# Problems and tasks
A – Which citation registers does the bibliography page say it is organized into? List each one.
B – Can you copy the bibliography page word for word, from "Press S or /" up to and including "in every address."?

Keyboard shortcuts

Press or to navigate between chapters

Press S or / to search in the book

Press ? to show this help

Press Esc to hide this help

Bibliography

Every page in this book is a reconstruction of libtpu.so from the freely-redistributed libtpu-0.0.40-cp314 PyPI wheel (manylinux_2_31_x86_64): a 781,691,048-byte ELF64 shared object, build-id 89edbbe81c5b328a958fe628a9f2207d. This page records the artifact analyzed, the legal basis for analyzing it, the tools that read it, and the external standards and public references the reconstruction relies on. Another wheel will differ in every address.

Abstract

This is the references page. Every other page in the book makes claims about a single (not stripped) symbol-bearing shared object; this page records the apparatus those claims rest on. It is organized as five citation registers: the provenance of the exact analyzed artifact (down to byte counts and build-ids); the legal basis under which reverse engineering a publicly distributed binary for interoperability and research is lawful; the tools that performed the analysis; the external standards and specifications the binary's layout and contents conform to (so a reader can decode an Itanium-mangled symbol, a System V ABI relocation, or a protobuf descriptor without re-deriving the format); and the public technical references for the TPU/XLA/PJRT domain that frame what the binary is.

# Dataset
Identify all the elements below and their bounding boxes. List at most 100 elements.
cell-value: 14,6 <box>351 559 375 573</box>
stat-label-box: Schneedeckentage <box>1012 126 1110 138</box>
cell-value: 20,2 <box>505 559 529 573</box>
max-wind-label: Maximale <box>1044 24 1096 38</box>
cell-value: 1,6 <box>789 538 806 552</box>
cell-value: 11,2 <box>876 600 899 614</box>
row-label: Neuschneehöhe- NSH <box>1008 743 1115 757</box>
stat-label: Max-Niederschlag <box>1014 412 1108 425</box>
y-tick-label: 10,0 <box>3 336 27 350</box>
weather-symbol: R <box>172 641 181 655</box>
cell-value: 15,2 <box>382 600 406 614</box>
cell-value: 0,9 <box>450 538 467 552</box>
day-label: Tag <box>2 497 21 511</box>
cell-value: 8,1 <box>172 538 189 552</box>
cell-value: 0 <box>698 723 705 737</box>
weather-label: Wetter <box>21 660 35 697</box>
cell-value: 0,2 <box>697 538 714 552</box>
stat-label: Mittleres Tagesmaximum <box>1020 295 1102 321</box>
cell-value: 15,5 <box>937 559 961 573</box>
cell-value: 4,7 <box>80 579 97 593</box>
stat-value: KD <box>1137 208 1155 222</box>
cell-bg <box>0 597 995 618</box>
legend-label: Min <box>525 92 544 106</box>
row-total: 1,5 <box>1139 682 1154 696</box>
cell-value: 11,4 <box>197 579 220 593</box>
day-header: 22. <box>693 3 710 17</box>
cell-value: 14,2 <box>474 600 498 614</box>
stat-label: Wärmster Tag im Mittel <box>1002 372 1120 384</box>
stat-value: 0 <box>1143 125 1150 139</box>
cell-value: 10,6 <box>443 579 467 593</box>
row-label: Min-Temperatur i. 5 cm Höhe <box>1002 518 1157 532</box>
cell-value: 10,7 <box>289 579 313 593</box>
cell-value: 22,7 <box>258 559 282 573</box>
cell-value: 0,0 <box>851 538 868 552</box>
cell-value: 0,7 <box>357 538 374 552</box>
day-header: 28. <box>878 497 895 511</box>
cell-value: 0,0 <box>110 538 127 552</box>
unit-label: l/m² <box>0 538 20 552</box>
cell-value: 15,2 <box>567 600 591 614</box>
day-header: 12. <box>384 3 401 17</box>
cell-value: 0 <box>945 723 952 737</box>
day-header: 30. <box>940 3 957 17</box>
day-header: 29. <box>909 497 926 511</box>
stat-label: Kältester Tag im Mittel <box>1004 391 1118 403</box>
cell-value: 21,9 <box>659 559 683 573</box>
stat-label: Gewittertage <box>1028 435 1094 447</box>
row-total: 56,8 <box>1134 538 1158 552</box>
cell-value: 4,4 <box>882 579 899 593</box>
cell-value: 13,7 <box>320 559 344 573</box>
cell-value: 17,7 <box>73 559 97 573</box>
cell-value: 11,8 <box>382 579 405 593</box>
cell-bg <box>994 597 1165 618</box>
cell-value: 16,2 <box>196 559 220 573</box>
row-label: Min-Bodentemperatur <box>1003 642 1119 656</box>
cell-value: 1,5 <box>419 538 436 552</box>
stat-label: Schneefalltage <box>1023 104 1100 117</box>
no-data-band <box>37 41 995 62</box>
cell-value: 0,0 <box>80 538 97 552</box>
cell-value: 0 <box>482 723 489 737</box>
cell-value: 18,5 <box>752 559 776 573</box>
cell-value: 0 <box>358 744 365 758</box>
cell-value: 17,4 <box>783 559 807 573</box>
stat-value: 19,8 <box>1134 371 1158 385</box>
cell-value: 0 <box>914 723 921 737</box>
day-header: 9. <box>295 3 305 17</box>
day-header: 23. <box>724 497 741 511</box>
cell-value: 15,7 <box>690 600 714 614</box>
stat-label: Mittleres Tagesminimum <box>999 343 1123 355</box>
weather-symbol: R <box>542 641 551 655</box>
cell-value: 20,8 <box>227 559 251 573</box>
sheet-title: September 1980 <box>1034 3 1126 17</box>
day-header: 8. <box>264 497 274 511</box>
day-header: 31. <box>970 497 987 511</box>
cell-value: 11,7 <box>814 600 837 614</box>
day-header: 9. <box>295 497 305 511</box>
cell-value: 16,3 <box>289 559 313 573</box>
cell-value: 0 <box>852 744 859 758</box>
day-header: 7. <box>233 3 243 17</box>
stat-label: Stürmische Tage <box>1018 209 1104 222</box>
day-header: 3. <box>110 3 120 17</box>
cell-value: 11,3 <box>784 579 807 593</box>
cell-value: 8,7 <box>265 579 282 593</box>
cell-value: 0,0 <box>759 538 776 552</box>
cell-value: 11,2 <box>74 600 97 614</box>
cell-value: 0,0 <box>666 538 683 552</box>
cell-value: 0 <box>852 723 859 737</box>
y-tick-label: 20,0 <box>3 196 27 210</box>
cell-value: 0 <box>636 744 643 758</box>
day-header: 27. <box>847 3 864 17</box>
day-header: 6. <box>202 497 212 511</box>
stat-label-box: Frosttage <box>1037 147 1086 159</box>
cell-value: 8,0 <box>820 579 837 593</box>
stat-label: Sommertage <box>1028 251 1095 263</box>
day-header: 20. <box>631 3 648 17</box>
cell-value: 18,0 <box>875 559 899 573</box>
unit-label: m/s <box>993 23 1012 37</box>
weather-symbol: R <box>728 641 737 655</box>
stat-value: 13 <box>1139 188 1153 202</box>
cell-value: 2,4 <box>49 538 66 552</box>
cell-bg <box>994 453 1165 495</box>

# Responses in order
A –
- The provenance of the exact analyzed artifact (down to byte counts and build-ids)
- The legal basis under which reverse engineering a publicly distributed binary for interoperability and research is lawful
- The tools that performed the analysis
- The external standards and specifications the binary's layout and contents conform to
- The public technical references for the TPU/XLA/PJRT domain that frame what the binary is

B –
Press S or / to search in the book

Press ? to show this help

Press Esc to hide this help

Bibliography

Every page in this book is a reconstruction of libtpu.so from the freely-redistributed libtpu-0.0.40-cp314 PyPI wheel (manylinux_2_31_x86_64): a 781,691,048-byte ELF64 shared object, build-id 89edbbe81c5b328a958fe628a9f2207d. This page records the artifact analyzed, the legal basis for analyzing it, the tools that read it, and the external standards and public references the reconstruction relies on. Another wheel will differ in every address.